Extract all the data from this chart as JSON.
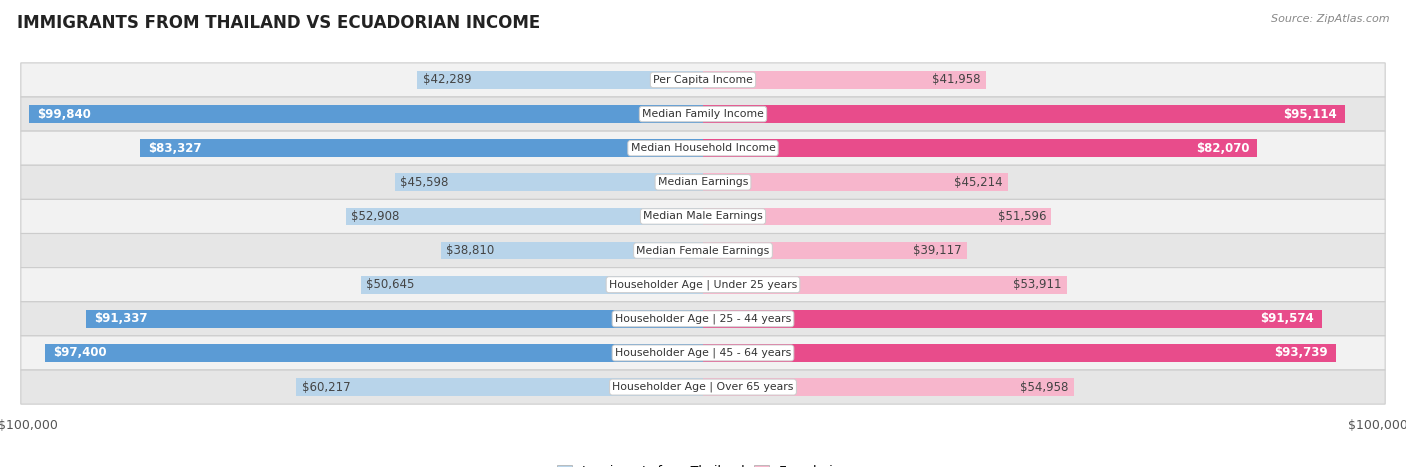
{
  "title": "IMMIGRANTS FROM THAILAND VS ECUADORIAN INCOME",
  "source": "Source: ZipAtlas.com",
  "categories": [
    "Per Capita Income",
    "Median Family Income",
    "Median Household Income",
    "Median Earnings",
    "Median Male Earnings",
    "Median Female Earnings",
    "Householder Age | Under 25 years",
    "Householder Age | 25 - 44 years",
    "Householder Age | 45 - 64 years",
    "Householder Age | Over 65 years"
  ],
  "thailand_values": [
    42289,
    99840,
    83327,
    45598,
    52908,
    38810,
    50645,
    91337,
    97400,
    60217
  ],
  "ecuador_values": [
    41958,
    95114,
    82070,
    45214,
    51596,
    39117,
    53911,
    91574,
    93739,
    54958
  ],
  "thailand_labels": [
    "$42,289",
    "$99,840",
    "$83,327",
    "$45,598",
    "$52,908",
    "$38,810",
    "$50,645",
    "$91,337",
    "$97,400",
    "$60,217"
  ],
  "ecuador_labels": [
    "$41,958",
    "$95,114",
    "$82,070",
    "$45,214",
    "$51,596",
    "$39,117",
    "$53,911",
    "$91,574",
    "$93,739",
    "$54,958"
  ],
  "max_value": 100000,
  "thailand_color_light": "#b8d4ea",
  "thailand_color_dark": "#5b9bd5",
  "ecuador_color_light": "#f7b6cc",
  "ecuador_color_dark": "#e84c8b",
  "bg_row_light": "#f2f2f2",
  "bg_row_dark": "#e6e6e6",
  "bar_height": 0.52,
  "dark_threshold": 70000,
  "legend_thailand": "Immigrants from Thailand",
  "legend_ecuador": "Ecuadorian"
}
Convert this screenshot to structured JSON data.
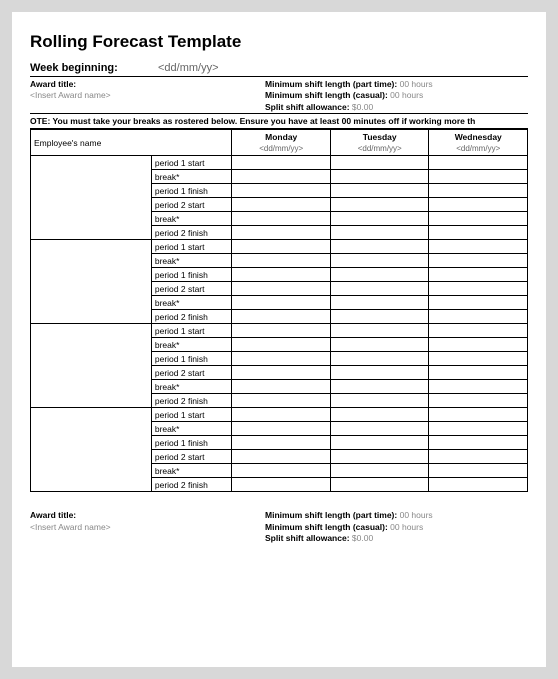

============================================================

▸ Set task
Print out the material word for word, omitting the pictures.

▸ Correct answer
Extract all the data from this chart as JSON.
{
  "title": "IMMIGRANTS FROM THAILAND VS ECUADORIAN INCOME",
  "source": "Source: ZipAtlas.com",
  "categories": [
    "Per Capita Income",
    "Median Family Income",
    "Median Household Income",
    "Median Earnings",
    "Median Male Earnings",
    "Median Female Earnings",
    "Householder Age | Under 25 years",
    "Householder Age | 25 - 44 years",
    "Householder Age | 45 - 64 years",
    "Householder Age | Over 65 years"
  ],
  "thailand_values": [
    42289,
    99840,
    83327,
    45598,
    52908,
    38810,
    50645,
    91337,
    97400,
    60217
  ],
  "ecuador_values": [
    41958,
    95114,
    82070,
    45214,
    51596,
    39117,
    53911,
    91574,
    93739,
    54958
  ],
  "thailand_labels": [
    "$42,289",
    "$99,840",
    "$83,327",
    "$45,598",
    "$52,908",
    "$38,810",
    "$50,645",
    "$91,337",
    "$97,400",
    "$60,217"
  ],
  "ecuador_labels": [
    "$41,958",
    "$95,114",
    "$82,070",
    "$45,214",
    "$51,596",
    "$39,117",
    "$53,911",
    "$91,574",
    "$93,739",
    "$54,958"
  ],
  "max_value": 100000,
  "thailand_color_light": "#b8d4ea",
  "thailand_color_dark": "#5b9bd5",
  "ecuador_color_light": "#f7b6cc",
  "ecuador_color_dark": "#e84c8b",
  "bg_row_light": "#f2f2f2",
  "bg_row_dark": "#e6e6e6",
  "bar_height": 0.52,
  "dark_threshold": 70000,
  "legend_thailand": "Immigrants from Thailand",
  "legend_ecuador": "Ecuadorian"
}
Convert this screenshot to structured JSON data.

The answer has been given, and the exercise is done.